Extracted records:
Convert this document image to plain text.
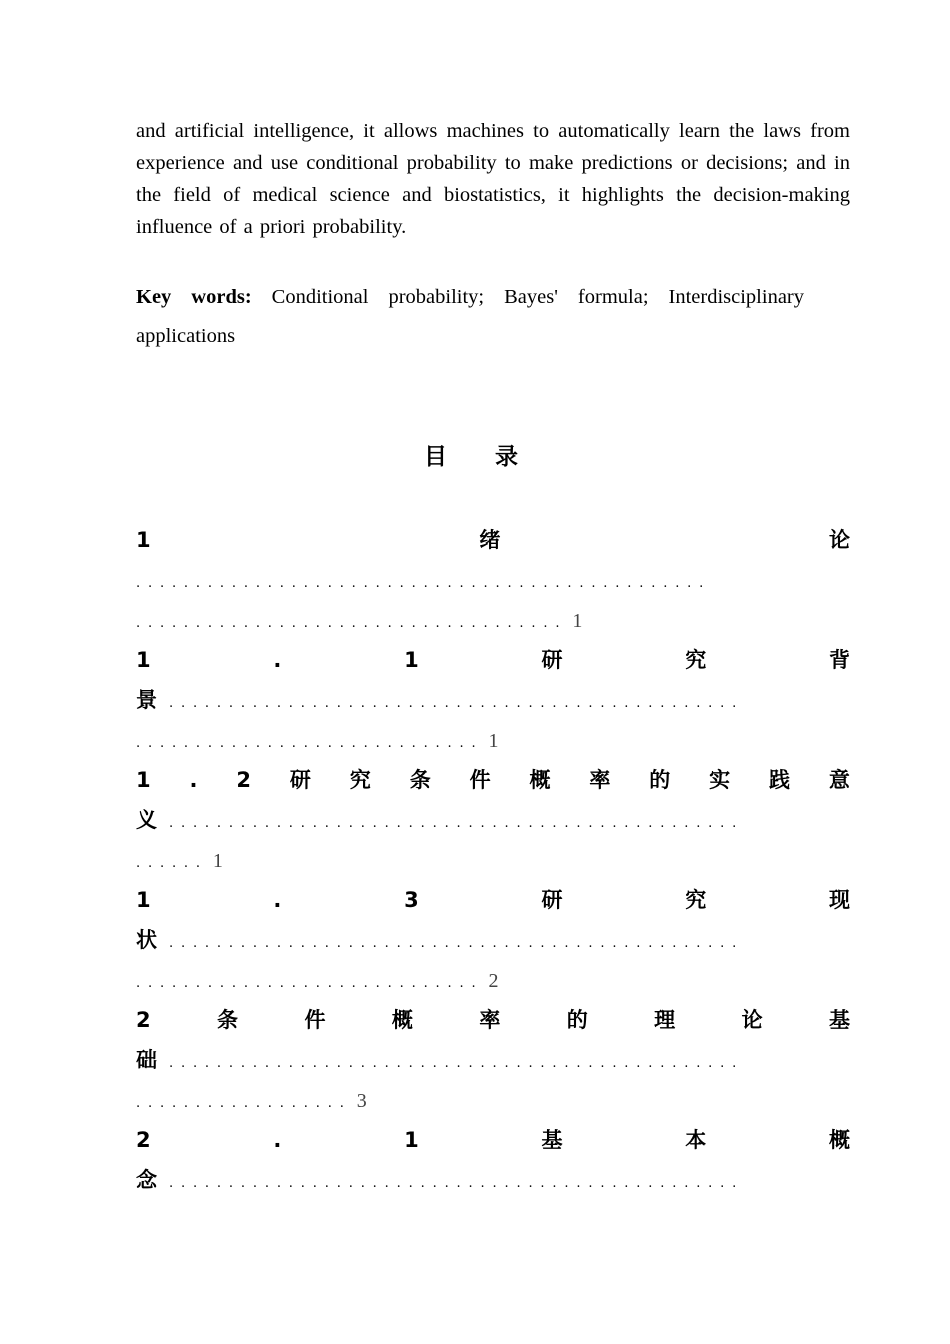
and artificial intelligence, it allows machines to automatically learn the laws from experience and use conditional probability to make predictions or decisions; and in the field of medical science and biostatistics, it highlights the decision-making influence of a priori probability.

Key words: Conditional probability; Bayes' formula; Interdisciplinary applications

目录
1	绪	论
................................................
.................................... 1
1	.	1	研	究	背
景 ................................................
............................. 1
1 . 2 研 究 条 件 概 率 的 实 践 意
义 ................................................
...... 1
1	.	3	研	究	现
状 ................................................
............................. 2
2	条	件	概	率	的	理	论	基
础 ................................................
.................. 3
2	.	1	基	本	概
念 ................................................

GOAL — Reproduce each line exactly, please, except for any pictures.

ANSWER TO THIS PROBLEM —
Convert this document image to plain text.
and artificial intelligence, it allows machines to automatically learn the laws from experience and use conditional probability to make predictions or decisions; and in the field of medical science and biostatistics, it highlights the decision-making influence of a priori probability.

Key words: Conditional probability; Bayes' formula; Interdisciplinary applications

目录
1	绪	论
................................................
.................................... 1
1	.	1	研	究	背
景 ................................................
............................. 1
1 . 2 研 究 条 件 概 率 的 实 践 意
义 ................................................
...... 1
1	.	3	研	究	现
状 ................................................
............................. 2
2	条	件	概	率	的	理	论	基
础 ................................................
.................. 3
2	.	1	基	本	概
念 ................................................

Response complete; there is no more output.